Return the entries below verbatim. Pictures stay out.

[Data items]
:::::
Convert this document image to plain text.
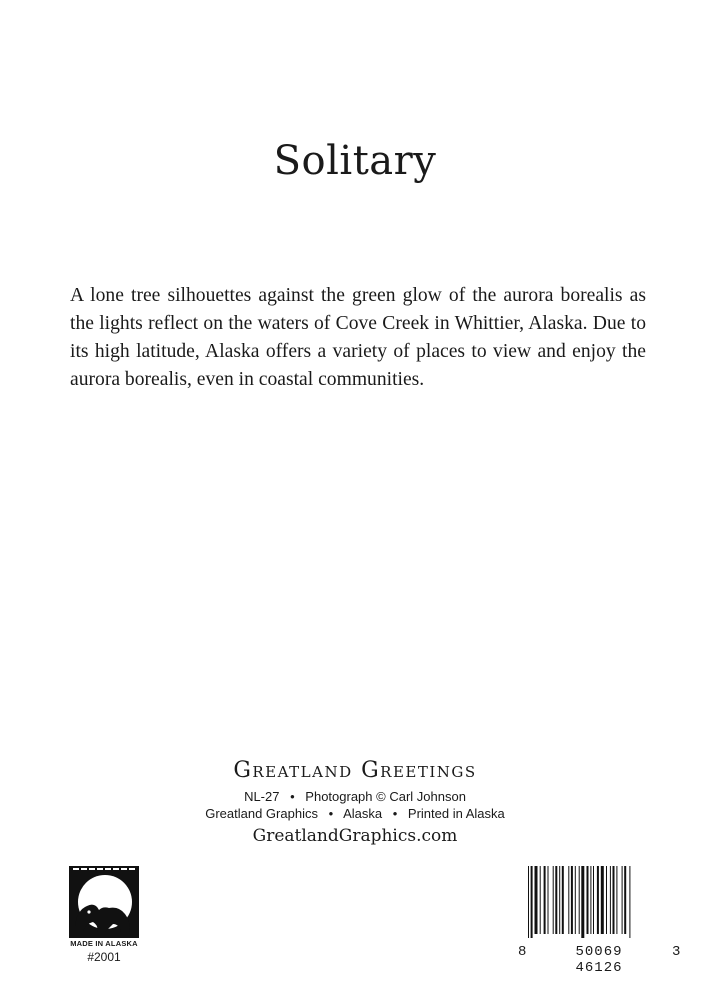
Solitary

A lone tree silhouettes against the green glow of the aurora borealis as the lights reflect on the waters of Cove Creek in Whittier, Alaska. Due to its high latitude, Alaska offers a variety of places to view and enjoy the aurora borealis, even in coastal communities.

Greatland Greetings
NL-27 • Photograph © Carl Johnson
Greatland Graphics • Alaska • Printed in Alaska
GreatlandGraphics.com
MADE IN ALASKA
#2001	8	50069 46126
3
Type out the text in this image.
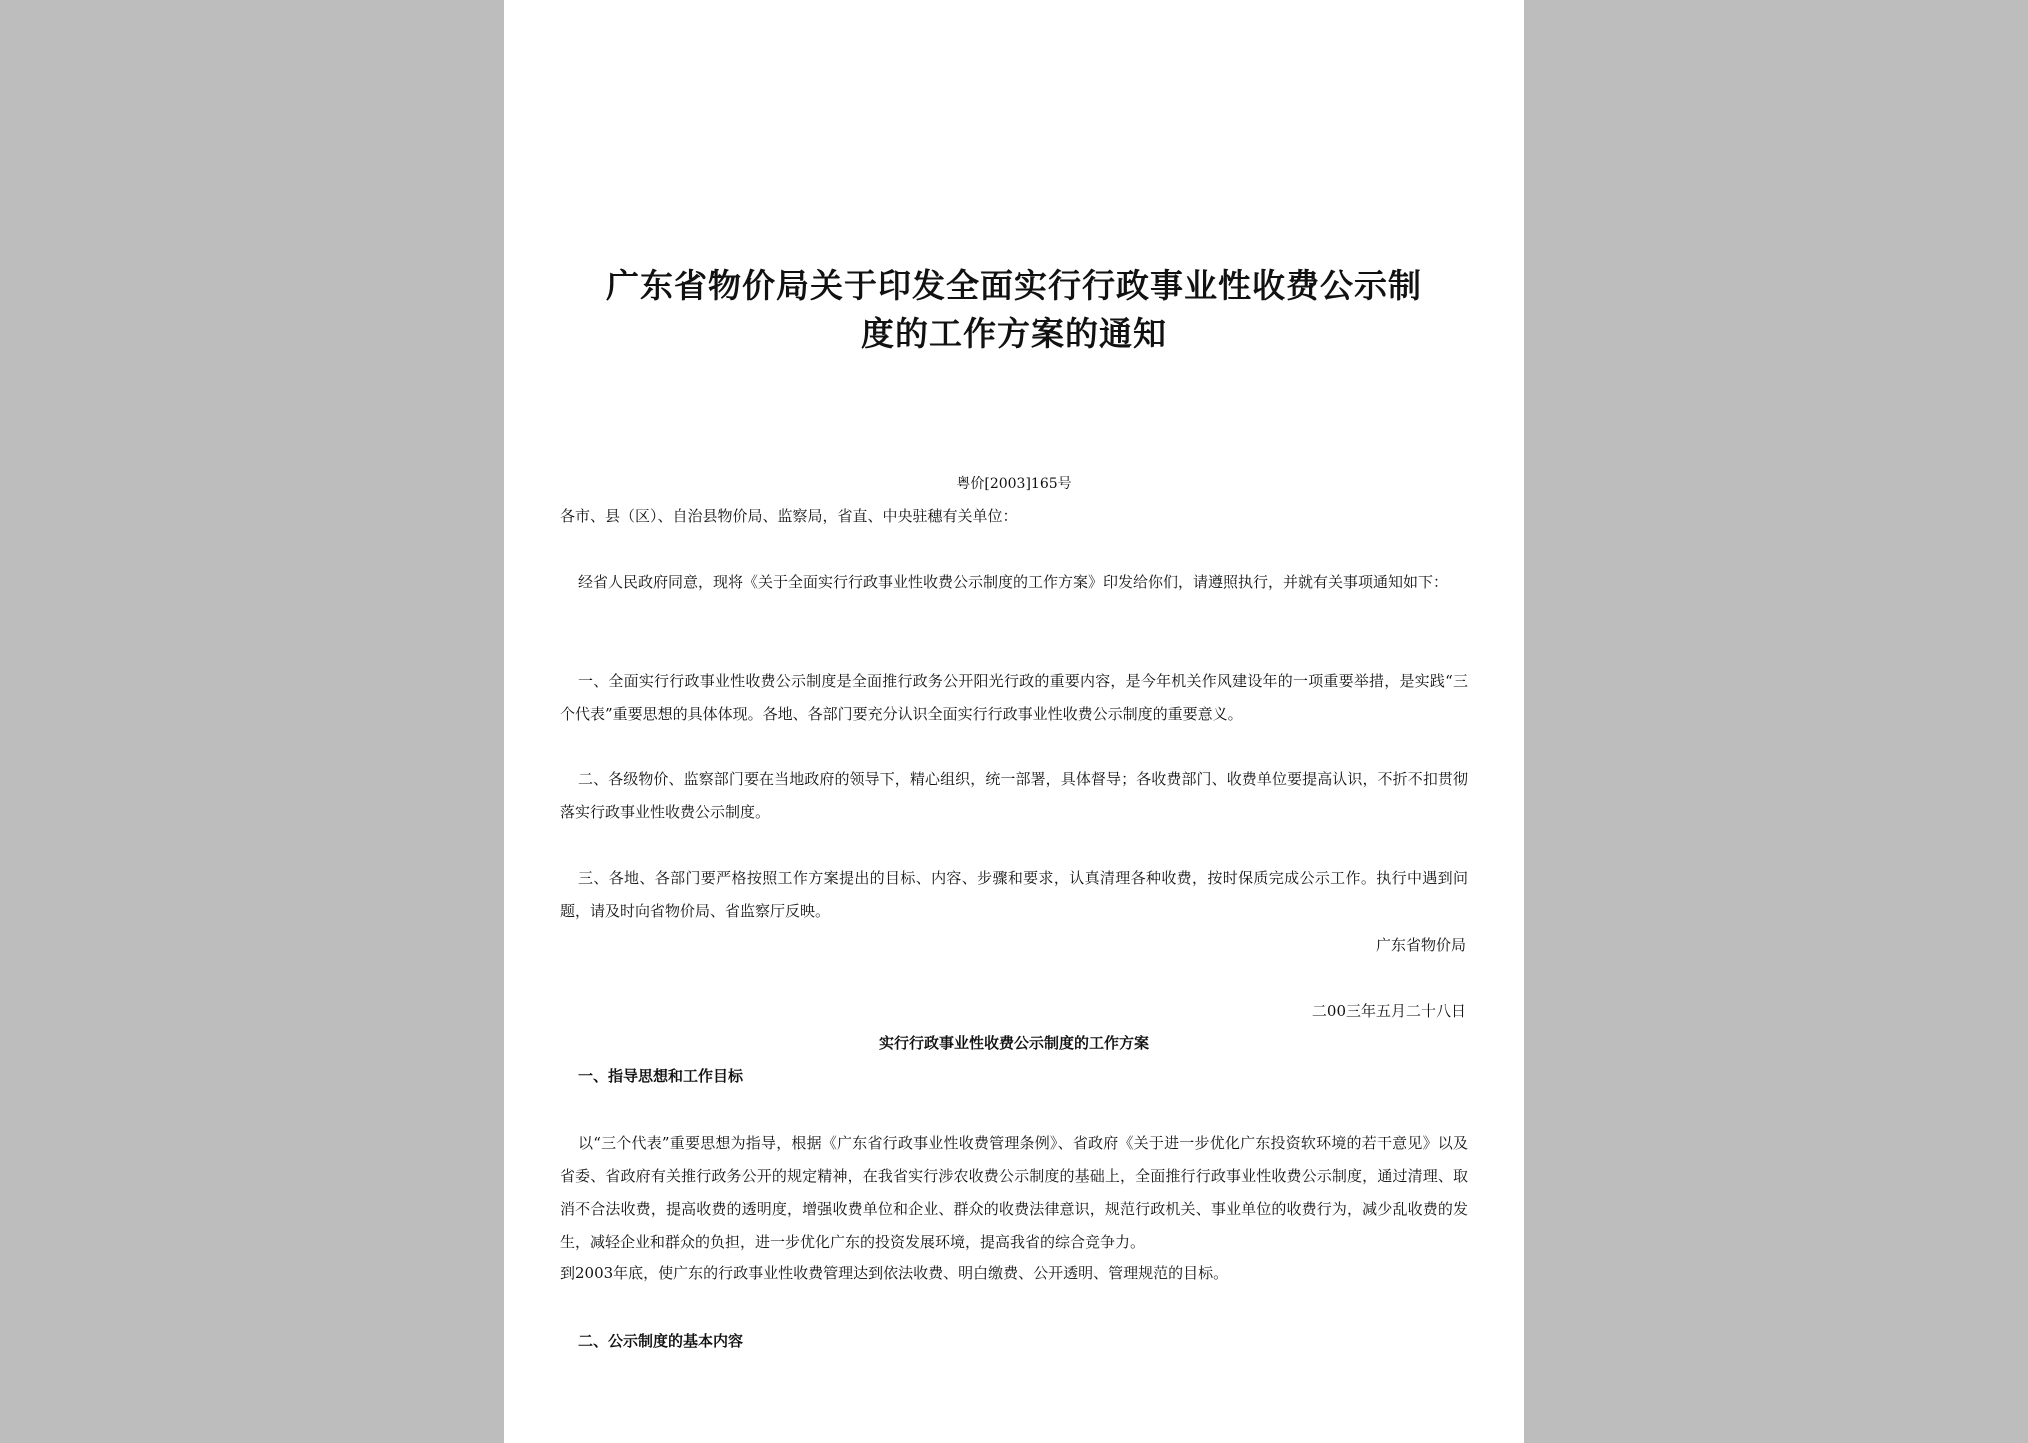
广东省物价局关于印发全面实行行政事业性收费公示制
度的工作方案的通知
粤价[2003]165号
各市、县（区）、自治县物价局、监察局，省直、中央驻穗有关单位：
经省人民政府同意，现将《关于全面实行行政事业性收费公示制度的工作方案》印发给你们，请遵照执行，并就有关事项通知如下：
一、全面实行行政事业性收费公示制度是全面推行政务公开阳光行政的重要内容，是今年机关作风建设年的一项重要举措，是实践“三个代表”重要思想的具体体现。各地、各部门要充分认识全面实行行政事业性收费公示制度的重要意义。
二、各级物价、监察部门要在当地政府的领导下，精心组织，统一部署，具体督导；各收费部门、收费单位要提高认识，不折不扣贯彻落实行政事业性收费公示制度。
三、各地、各部门要严格按照工作方案提出的目标、内容、步骤和要求，认真清理各种收费，按时保质完成公示工作。执行中遇到问题，请及时向省物价局、省监察厅反映。
广东省物价局
二00三年五月二十八日
实行行政事业性收费公示制度的工作方案
一、指导思想和工作目标
以“三个代表”重要思想为指导，根据《广东省行政事业性收费管理条例》、省政府《关于进一步优化广东投资软环境的若干意见》以及省委、省政府有关推行政务公开的规定精神，在我省实行涉农收费公示制度的基础上，全面推行行政事业性收费公示制度，通过清理、取消不合法收费，提高收费的透明度，增强收费单位和企业、群众的收费法律意识，规范行政机关、事业单位的收费行为，减少乱收费的发生，减轻企业和群众的负担，进一步优化广东的投资发展环境，提高我省的综合竞争力。
到2003年底，使广东的行政事业性收费管理达到依法收费、明白缴费、公开透明、管理规范的目标。
二、公示制度的基本内容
:::::
_Exercise response_
Convert this document image to plain text.
Solitary

A lone tree silhouettes against the green glow of the aurora borealis as the lights reflect on the waters of Cove Creek in Whittier, Alaska. Due to its high latitude, Alaska offers a variety of places to view and enjoy the aurora borealis, even in coastal communities.

Greatland Greetings
NL-27 • Photograph © Carl Johnson
Greatland Graphics • Alaska • Printed in Alaska
GreatlandGraphics.com
MADE IN ALASKA
#2001	8	50069 46126
3
Type out the text in this image.
广东省物价局关于印发全面实行行政事业性收费公示制
度的工作方案的通知
粤价[2003]165号
各市、县（区）、自治县物价局、监察局，省直、中央驻穗有关单位：
经省人民政府同意，现将《关于全面实行行政事业性收费公示制度的工作方案》印发给你们，请遵照执行，并就有关事项通知如下：
一、全面实行行政事业性收费公示制度是全面推行政务公开阳光行政的重要内容，是今年机关作风建设年的一项重要举措，是实践“三个代表”重要思想的具体体现。各地、各部门要充分认识全面实行行政事业性收费公示制度的重要意义。
二、各级物价、监察部门要在当地政府的领导下，精心组织，统一部署，具体督导；各收费部门、收费单位要提高认识，不折不扣贯彻落实行政事业性收费公示制度。
三、各地、各部门要严格按照工作方案提出的目标、内容、步骤和要求，认真清理各种收费，按时保质完成公示工作。执行中遇到问题，请及时向省物价局、省监察厅反映。
广东省物价局
二00三年五月二十八日
实行行政事业性收费公示制度的工作方案
一、指导思想和工作目标
以“三个代表”重要思想为指导，根据《广东省行政事业性收费管理条例》、省政府《关于进一步优化广东投资软环境的若干意见》以及省委、省政府有关推行政务公开的规定精神，在我省实行涉农收费公示制度的基础上，全面推行行政事业性收费公示制度，通过清理、取消不合法收费，提高收费的透明度，增强收费单位和企业、群众的收费法律意识，规范行政机关、事业单位的收费行为，减少乱收费的发生，减轻企业和群众的负担，进一步优化广东的投资发展环境，提高我省的综合竞争力。
到2003年底，使广东的行政事业性收费管理达到依法收费、明白缴费、公开透明、管理规范的目标。
二、公示制度的基本内容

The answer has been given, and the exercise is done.